_Data excerpts_:
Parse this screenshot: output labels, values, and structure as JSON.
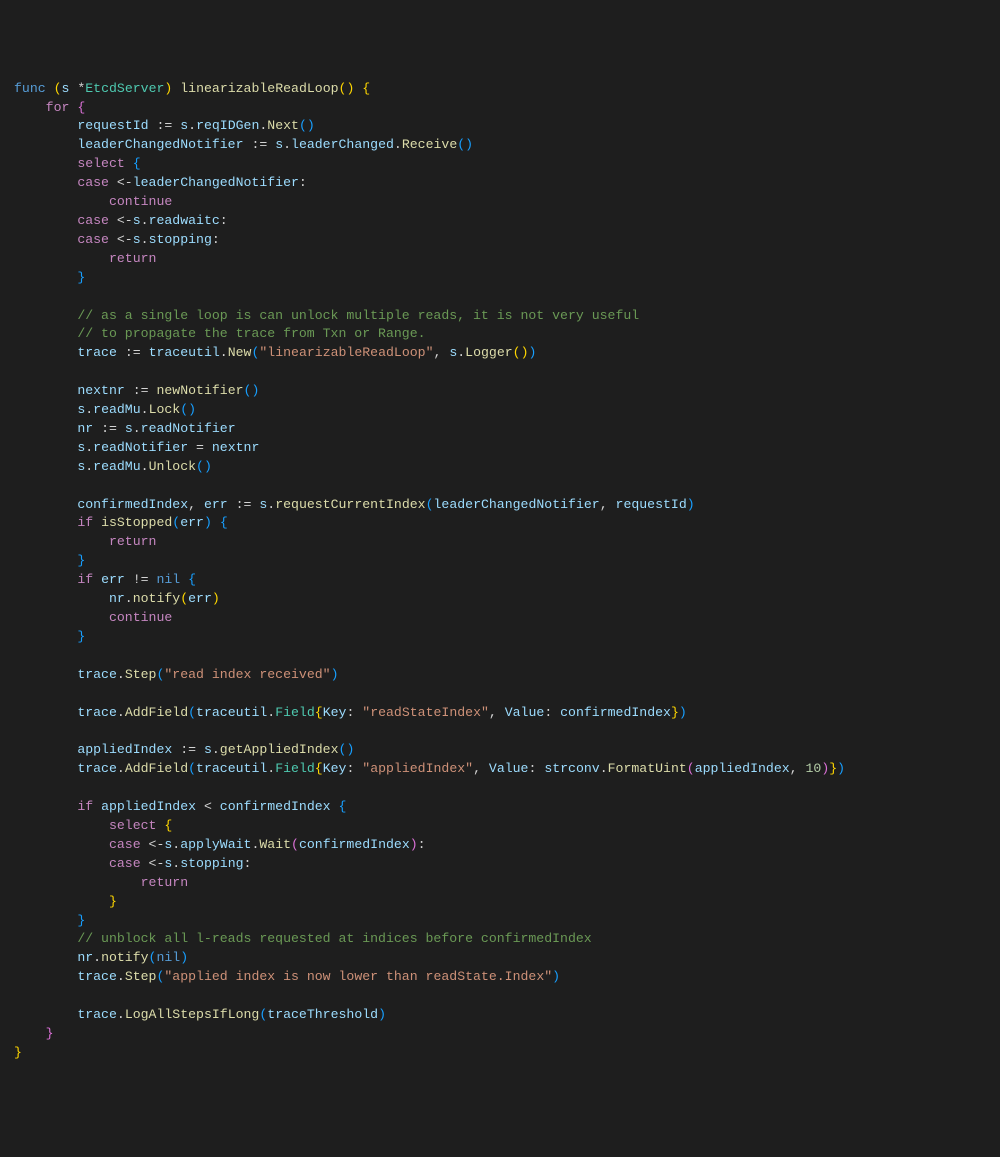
{
  "code": {
    "l1_func": "func",
    "l1_s": "s",
    "l1_star": "*",
    "l1_type": "EtcdServer",
    "l1_name": "linearizableReadLoop",
    "l2_for": "for",
    "l3_reqid": "requestId",
    "l3_assign": ":=",
    "l3_s": "s",
    "l3_reqidgen": "reqIDGen",
    "l3_next": "Next",
    "l4_lcn": "leaderChangedNotifier",
    "l4_s": "s",
    "l4_lc": "leaderChanged",
    "l4_recv": "Receive",
    "l5_select": "select",
    "l6_case": "case",
    "l6_arrow": "<-",
    "l6_lcn": "leaderChangedNotifier",
    "l7_continue": "continue",
    "l8_case": "case",
    "l8_s": "s",
    "l8_readwaitc": "readwaitc",
    "l9_case": "case",
    "l9_s": "s",
    "l9_stopping": "stopping",
    "l10_return": "return",
    "l13_cmt": "// as a single loop is can unlock multiple reads, it is not very useful",
    "l14_cmt": "// to propagate the trace from Txn or Range.",
    "l15_trace": "trace",
    "l15_tu": "traceutil",
    "l15_new": "New",
    "l15_str": "\"linearizableReadLoop\"",
    "l15_s": "s",
    "l15_logger": "Logger",
    "l17_nextnr": "nextnr",
    "l17_newnot": "newNotifier",
    "l18_s": "s",
    "l18_readmu": "readMu",
    "l18_lock": "Lock",
    "l19_nr": "nr",
    "l19_s": "s",
    "l19_readnot": "readNotifier",
    "l20_s": "s",
    "l20_readnot": "readNotifier",
    "l20_nextnr": "nextnr",
    "l21_s": "s",
    "l21_readmu": "readMu",
    "l21_unlock": "Unlock",
    "l23_ci": "confirmedIndex",
    "l23_err": "err",
    "l23_s": "s",
    "l23_rci": "requestCurrentIndex",
    "l23_lcn": "leaderChangedNotifier",
    "l23_reqid": "requestId",
    "l24_if": "if",
    "l24_isstopped": "isStopped",
    "l24_err": "err",
    "l25_return": "return",
    "l27_if": "if",
    "l27_err": "err",
    "l27_nil": "nil",
    "l28_nr": "nr",
    "l28_notify": "notify",
    "l28_err": "err",
    "l29_continue": "continue",
    "l32_trace": "trace",
    "l32_step": "Step",
    "l32_str": "\"read index received\"",
    "l34_trace": "trace",
    "l34_add": "AddField",
    "l34_tu": "traceutil",
    "l34_field": "Field",
    "l34_key": "Key",
    "l34_keystr": "\"readStateIndex\"",
    "l34_val": "Value",
    "l34_ci": "confirmedIndex",
    "l36_ai": "appliedIndex",
    "l36_s": "s",
    "l36_gai": "getAppliedIndex",
    "l37_trace": "trace",
    "l37_add": "AddField",
    "l37_tu": "traceutil",
    "l37_field": "Field",
    "l37_key": "Key",
    "l37_keystr": "\"appliedIndex\"",
    "l37_val": "Value",
    "l37_strconv": "strconv",
    "l37_fu": "FormatUint",
    "l37_ai": "appliedIndex",
    "l37_ten": "10",
    "l39_if": "if",
    "l39_ai": "appliedIndex",
    "l39_ci": "confirmedIndex",
    "l40_select": "select",
    "l41_case": "case",
    "l41_s": "s",
    "l41_aw": "applyWait",
    "l41_wait": "Wait",
    "l41_ci": "confirmedIndex",
    "l42_case": "case",
    "l42_s": "s",
    "l42_stopping": "stopping",
    "l43_return": "return",
    "l46_cmt": "// unblock all l-reads requested at indices before confirmedIndex",
    "l47_nr": "nr",
    "l47_notify": "notify",
    "l47_nil": "nil",
    "l48_trace": "trace",
    "l48_step": "Step",
    "l48_str": "\"applied index is now lower than readState.Index\"",
    "l50_trace": "trace",
    "l50_log": "LogAllStepsIfLong",
    "l50_tt": "traceThreshold"
  }
}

_THE PROBLEM_: Write the listing out a second time exactly, dropping all images.

_TASK ANSWER_:
Parse this screenshot: output labels, values, and structure as JSON.
{
  "code": {
    "l1_func": "func",
    "l1_s": "s",
    "l1_star": "*",
    "l1_type": "EtcdServer",
    "l1_name": "linearizableReadLoop",
    "l2_for": "for",
    "l3_reqid": "requestId",
    "l3_assign": ":=",
    "l3_s": "s",
    "l3_reqidgen": "reqIDGen",
    "l3_next": "Next",
    "l4_lcn": "leaderChangedNotifier",
    "l4_s": "s",
    "l4_lc": "leaderChanged",
    "l4_recv": "Receive",
    "l5_select": "select",
    "l6_case": "case",
    "l6_arrow": "<-",
    "l6_lcn": "leaderChangedNotifier",
    "l7_continue": "continue",
    "l8_case": "case",
    "l8_s": "s",
    "l8_readwaitc": "readwaitc",
    "l9_case": "case",
    "l9_s": "s",
    "l9_stopping": "stopping",
    "l10_return": "return",
    "l13_cmt": "// as a single loop is can unlock multiple reads, it is not very useful",
    "l14_cmt": "// to propagate the trace from Txn or Range.",
    "l15_trace": "trace",
    "l15_tu": "traceutil",
    "l15_new": "New",
    "l15_str": "\"linearizableReadLoop\"",
    "l15_s": "s",
    "l15_logger": "Logger",
    "l17_nextnr": "nextnr",
    "l17_newnot": "newNotifier",
    "l18_s": "s",
    "l18_readmu": "readMu",
    "l18_lock": "Lock",
    "l19_nr": "nr",
    "l19_s": "s",
    "l19_readnot": "readNotifier",
    "l20_s": "s",
    "l20_readnot": "readNotifier",
    "l20_nextnr": "nextnr",
    "l21_s": "s",
    "l21_readmu": "readMu",
    "l21_unlock": "Unlock",
    "l23_ci": "confirmedIndex",
    "l23_err": "err",
    "l23_s": "s",
    "l23_rci": "requestCurrentIndex",
    "l23_lcn": "leaderChangedNotifier",
    "l23_reqid": "requestId",
    "l24_if": "if",
    "l24_isstopped": "isStopped",
    "l24_err": "err",
    "l25_return": "return",
    "l27_if": "if",
    "l27_err": "err",
    "l27_nil": "nil",
    "l28_nr": "nr",
    "l28_notify": "notify",
    "l28_err": "err",
    "l29_continue": "continue",
    "l32_trace": "trace",
    "l32_step": "Step",
    "l32_str": "\"read index received\"",
    "l34_trace": "trace",
    "l34_add": "AddField",
    "l34_tu": "traceutil",
    "l34_field": "Field",
    "l34_key": "Key",
    "l34_keystr": "\"readStateIndex\"",
    "l34_val": "Value",
    "l34_ci": "confirmedIndex",
    "l36_ai": "appliedIndex",
    "l36_s": "s",
    "l36_gai": "getAppliedIndex",
    "l37_trace": "trace",
    "l37_add": "AddField",
    "l37_tu": "traceutil",
    "l37_field": "Field",
    "l37_key": "Key",
    "l37_keystr": "\"appliedIndex\"",
    "l37_val": "Value",
    "l37_strconv": "strconv",
    "l37_fu": "FormatUint",
    "l37_ai": "appliedIndex",
    "l37_ten": "10",
    "l39_if": "if",
    "l39_ai": "appliedIndex",
    "l39_ci": "confirmedIndex",
    "l40_select": "select",
    "l41_case": "case",
    "l41_s": "s",
    "l41_aw": "applyWait",
    "l41_wait": "Wait",
    "l41_ci": "confirmedIndex",
    "l42_case": "case",
    "l42_s": "s",
    "l42_stopping": "stopping",
    "l43_return": "return",
    "l46_cmt": "// unblock all l-reads requested at indices before confirmedIndex",
    "l47_nr": "nr",
    "l47_notify": "notify",
    "l47_nil": "nil",
    "l48_trace": "trace",
    "l48_step": "Step",
    "l48_str": "\"applied index is now lower than readState.Index\"",
    "l50_trace": "trace",
    "l50_log": "LogAllStepsIfLong",
    "l50_tt": "traceThreshold"
  }
}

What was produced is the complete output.